● **AIM**
Copy each line holding the string "position".

● **Dataset items**
________________________

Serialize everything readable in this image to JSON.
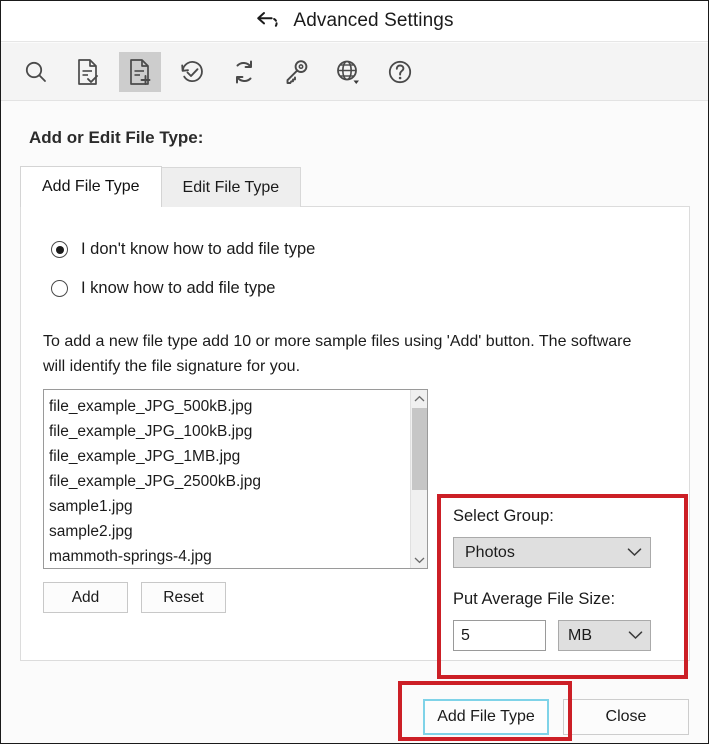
{
  "window": {
    "title": "Advanced Settings",
    "back_icon": "back-arrow-icon"
  },
  "toolbar": {
    "items": [
      {
        "icon": "search-icon",
        "name": "search",
        "active": false
      },
      {
        "icon": "document-check-icon",
        "name": "verify-file-type",
        "active": false
      },
      {
        "icon": "document-plus-icon",
        "name": "add-file-type",
        "active": true
      },
      {
        "icon": "clock-check-icon",
        "name": "recovery-history",
        "active": false
      },
      {
        "icon": "refresh-icon",
        "name": "refresh",
        "active": false
      },
      {
        "icon": "key-icon",
        "name": "license-key",
        "active": false
      },
      {
        "icon": "globe-dropdown-icon",
        "name": "language",
        "active": false
      },
      {
        "icon": "help-question-icon",
        "name": "help",
        "active": false
      }
    ]
  },
  "main": {
    "section_title": "Add or Edit File Type:",
    "tabs": [
      {
        "label": "Add File Type",
        "active": true
      },
      {
        "label": "Edit File Type",
        "active": false
      }
    ],
    "radios": [
      {
        "label": "I don't know how to add file type",
        "checked": true
      },
      {
        "label": "I know how to add file type",
        "checked": false
      }
    ],
    "hint": "To add a new file type add 10 or more sample files using 'Add' button. The software will identify the file signature for you.",
    "file_list": [
      "file_example_JPG_500kB.jpg",
      "file_example_JPG_100kB.jpg",
      "file_example_JPG_1MB.jpg",
      "file_example_JPG_2500kB.jpg",
      "sample1.jpg",
      "sample2.jpg",
      "mammoth-springs-4.jpg"
    ],
    "list_buttons": {
      "add": "Add",
      "reset": "Reset"
    },
    "group_panel": {
      "select_group_label": "Select Group:",
      "select_group_value": "Photos",
      "average_size_label": "Put  Average File Size:",
      "average_size_value": "5",
      "average_size_unit": "MB"
    }
  },
  "footer": {
    "primary_button": "Add File Type",
    "secondary_button": "Close"
  },
  "annotations": {
    "highlight_color": "#cc1f26",
    "focus_color": "#7fd3e8"
  }
}
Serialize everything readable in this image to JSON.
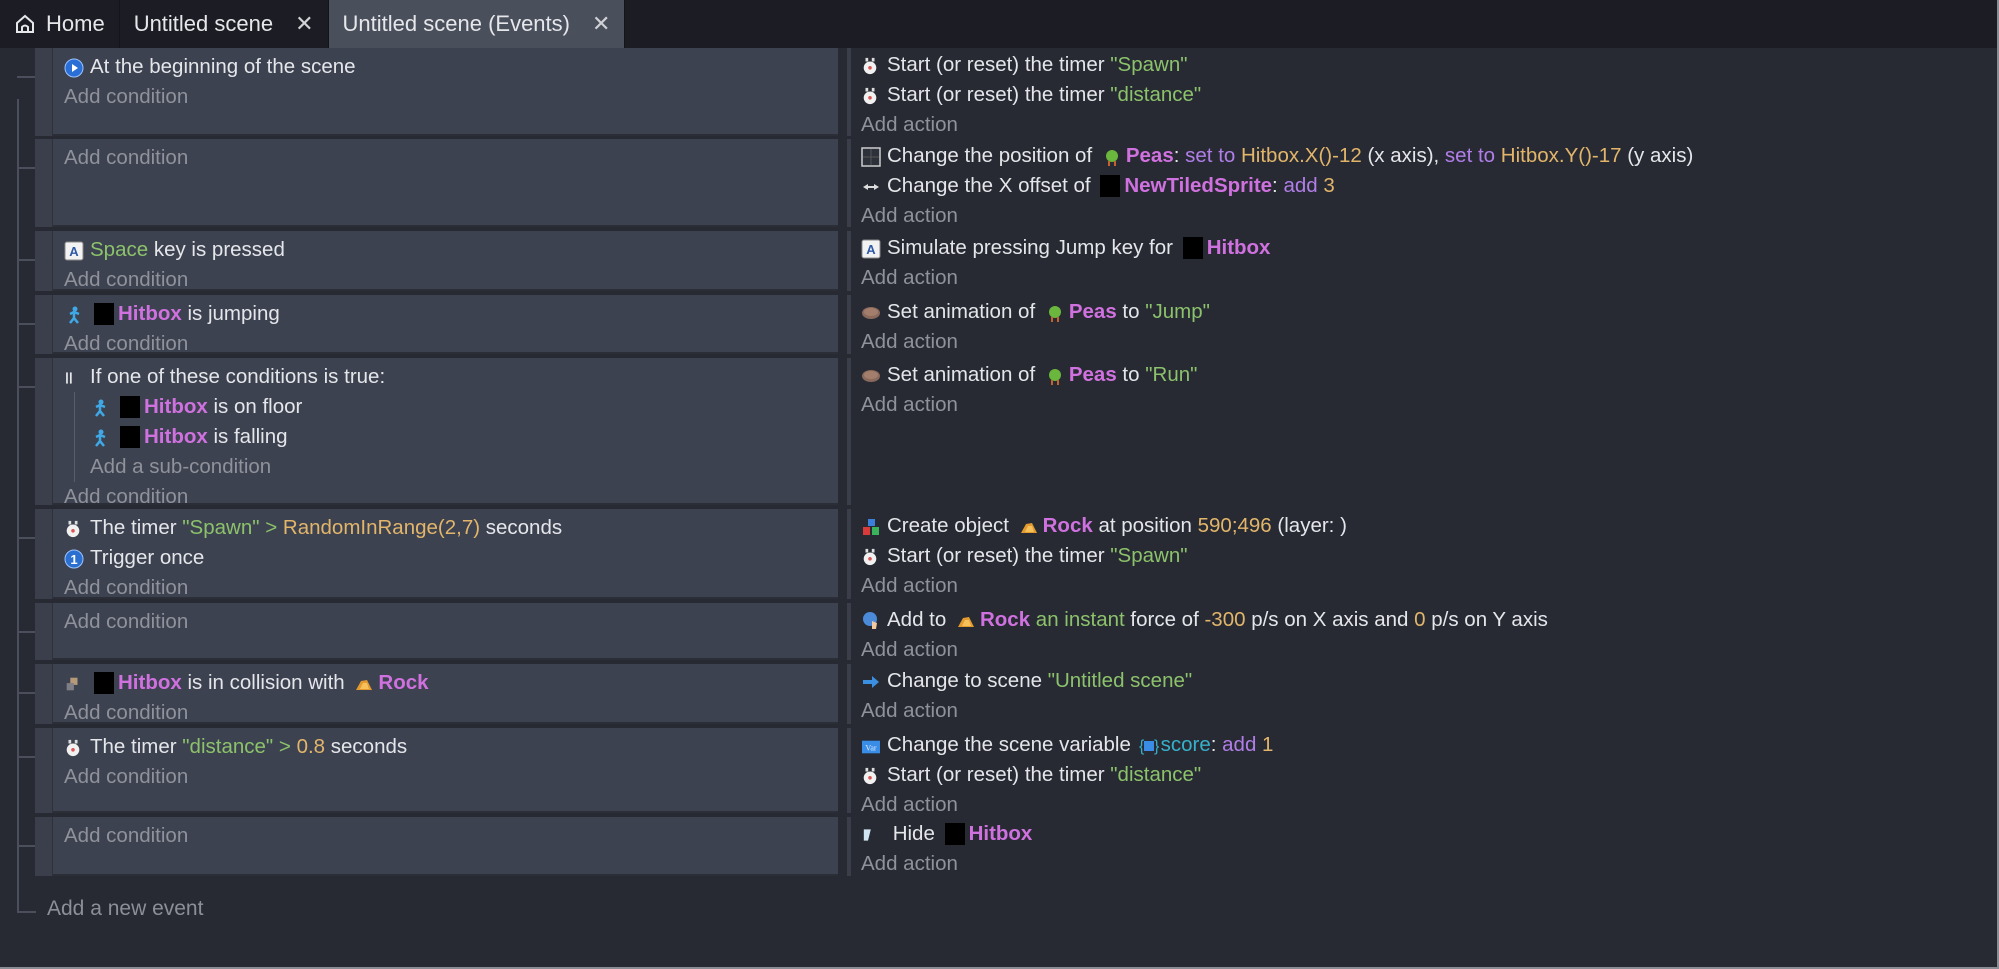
{
  "tabs": [
    {
      "label": "Home",
      "icon": "home-icon",
      "closable": false,
      "active": false
    },
    {
      "label": "Untitled scene",
      "closable": true,
      "active": false
    },
    {
      "label": "Untitled scene (Events)",
      "closable": true,
      "active": true
    }
  ],
  "close_glyph": "✕",
  "add_condition_label": "Add condition",
  "add_action_label": "Add action",
  "add_subcondition_label": "Add a sub-condition",
  "add_new_event_label": "Add a new event",
  "events": [
    {
      "conditions": [
        {
          "icon": "scene-start-icon",
          "parts": [
            {
              "t": "At the beginning of the scene"
            }
          ]
        }
      ],
      "actions": [
        {
          "icon": "timer-icon",
          "parts": [
            {
              "t": "Start (or reset) the timer "
            },
            {
              "t": "\"Spawn\"",
              "c": "str"
            }
          ]
        },
        {
          "icon": "timer-icon",
          "parts": [
            {
              "t": "Start (or reset) the timer "
            },
            {
              "t": "\"distance\"",
              "c": "str"
            }
          ]
        }
      ]
    },
    {
      "conditions": [],
      "actions": [
        {
          "icon": "position-icon",
          "parts": [
            {
              "t": "Change the position of "
            },
            {
              "obj": "peas"
            },
            {
              "t": "Peas",
              "c": "obj"
            },
            {
              "t": ": "
            },
            {
              "t": "set to ",
              "c": "op"
            },
            {
              "t": "Hitbox.X()-12",
              "c": "num"
            },
            {
              "t": " (x axis), "
            },
            {
              "t": "set to ",
              "c": "op"
            },
            {
              "t": "Hitbox.Y()-17",
              "c": "num"
            },
            {
              "t": " (y axis)"
            }
          ]
        },
        {
          "icon": "offset-icon",
          "parts": [
            {
              "t": "Change the X offset of "
            },
            {
              "obj": "black"
            },
            {
              "t": "NewTiledSprite",
              "c": "obj"
            },
            {
              "t": ": "
            },
            {
              "t": "add ",
              "c": "op"
            },
            {
              "t": "3",
              "c": "num"
            }
          ]
        }
      ]
    },
    {
      "conditions": [
        {
          "icon": "keyboard-icon",
          "parts": [
            {
              "t": "Space",
              "c": "grn"
            },
            {
              "t": " key is pressed"
            }
          ]
        }
      ],
      "actions": [
        {
          "icon": "keyboard-icon",
          "parts": [
            {
              "t": "Simulate pressing Jump key for "
            },
            {
              "obj": "black"
            },
            {
              "t": "Hitbox",
              "c": "obj"
            }
          ]
        }
      ]
    },
    {
      "conditions": [
        {
          "icon": "platformer-icon",
          "parts": [
            {
              "obj": "black"
            },
            {
              "t": "Hitbox",
              "c": "obj"
            },
            {
              "t": " is jumping"
            }
          ]
        }
      ],
      "actions": [
        {
          "icon": "animation-icon",
          "parts": [
            {
              "t": "Set animation of "
            },
            {
              "obj": "peas"
            },
            {
              "t": "Peas",
              "c": "obj"
            },
            {
              "t": " to "
            },
            {
              "t": "\"Jump\"",
              "c": "str"
            }
          ]
        }
      ]
    },
    {
      "conditions": [
        {
          "icon": "or-icon",
          "parts": [
            {
              "t": "If one of these conditions is true:"
            }
          ],
          "sub": [
            {
              "icon": "platformer-icon",
              "parts": [
                {
                  "obj": "black"
                },
                {
                  "t": "Hitbox",
                  "c": "obj"
                },
                {
                  "t": " is on floor"
                }
              ]
            },
            {
              "icon": "platformer-icon",
              "parts": [
                {
                  "obj": "black"
                },
                {
                  "t": "Hitbox",
                  "c": "obj"
                },
                {
                  "t": " is falling"
                }
              ]
            }
          ]
        }
      ],
      "actions": [
        {
          "icon": "animation-icon",
          "parts": [
            {
              "t": "Set animation of "
            },
            {
              "obj": "peas"
            },
            {
              "t": "Peas",
              "c": "obj"
            },
            {
              "t": " to "
            },
            {
              "t": "\"Run\"",
              "c": "str"
            }
          ]
        }
      ]
    },
    {
      "conditions": [
        {
          "icon": "timer-icon",
          "parts": [
            {
              "t": "The timer "
            },
            {
              "t": "\"Spawn\"",
              "c": "str"
            },
            {
              "t": " > ",
              "c": "grn"
            },
            {
              "t": "RandomInRange(2,7)",
              "c": "num"
            },
            {
              "t": " seconds"
            }
          ]
        },
        {
          "icon": "trigger-once-icon",
          "parts": [
            {
              "t": "Trigger once"
            }
          ]
        }
      ],
      "actions": [
        {
          "icon": "create-object-icon",
          "parts": [
            {
              "t": "Create object "
            },
            {
              "obj": "rock"
            },
            {
              "t": "Rock",
              "c": "obj"
            },
            {
              "t": " at position "
            },
            {
              "t": "590;496",
              "c": "num"
            },
            {
              "t": " (layer: )"
            }
          ]
        },
        {
          "icon": "timer-icon",
          "parts": [
            {
              "t": "Start (or reset) the timer "
            },
            {
              "t": "\"Spawn\"",
              "c": "str"
            }
          ]
        }
      ]
    },
    {
      "conditions": [],
      "actions": [
        {
          "icon": "force-icon",
          "parts": [
            {
              "t": "Add to "
            },
            {
              "obj": "rock"
            },
            {
              "t": "Rock",
              "c": "obj"
            },
            {
              "t": " an instant",
              "c": "grn"
            },
            {
              "t": " force of "
            },
            {
              "t": "-300",
              "c": "num"
            },
            {
              "t": " p/s on X axis and "
            },
            {
              "t": "0",
              "c": "num"
            },
            {
              "t": " p/s on Y axis"
            }
          ]
        }
      ]
    },
    {
      "conditions": [
        {
          "icon": "collision-icon",
          "parts": [
            {
              "obj": "black"
            },
            {
              "t": "Hitbox",
              "c": "obj"
            },
            {
              "t": " is in collision with "
            },
            {
              "obj": "rock"
            },
            {
              "t": "Rock",
              "c": "obj"
            }
          ]
        }
      ],
      "actions": [
        {
          "icon": "change-scene-icon",
          "parts": [
            {
              "t": "Change to scene "
            },
            {
              "t": "\"Untitled scene\"",
              "c": "str"
            }
          ]
        }
      ]
    },
    {
      "conditions": [
        {
          "icon": "timer-icon",
          "parts": [
            {
              "t": "The timer "
            },
            {
              "t": "\"distance\"",
              "c": "str"
            },
            {
              "t": " > ",
              "c": "grn"
            },
            {
              "t": "0.8",
              "c": "num"
            },
            {
              "t": " seconds"
            }
          ]
        }
      ],
      "actions": [
        {
          "icon": "variable-icon",
          "parts": [
            {
              "t": "Change the scene variable "
            },
            {
              "varicon": true
            },
            {
              "t": "score",
              "c": "var"
            },
            {
              "t": ": "
            },
            {
              "t": "add ",
              "c": "op"
            },
            {
              "t": "1",
              "c": "num"
            }
          ]
        },
        {
          "icon": "timer-icon",
          "parts": [
            {
              "t": "Start (or reset) the timer "
            },
            {
              "t": "\"distance\"",
              "c": "str"
            }
          ]
        }
      ]
    },
    {
      "conditions": [],
      "actions": [
        {
          "icon": "hide-icon",
          "parts": [
            {
              "t": " Hide "
            },
            {
              "obj": "black"
            },
            {
              "t": "Hitbox",
              "c": "obj"
            }
          ]
        }
      ]
    }
  ]
}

________________________

● **WORKED SOLUTION**
          "icon": "position-icon",
              "t": "Change the position of "
              "t": " at position "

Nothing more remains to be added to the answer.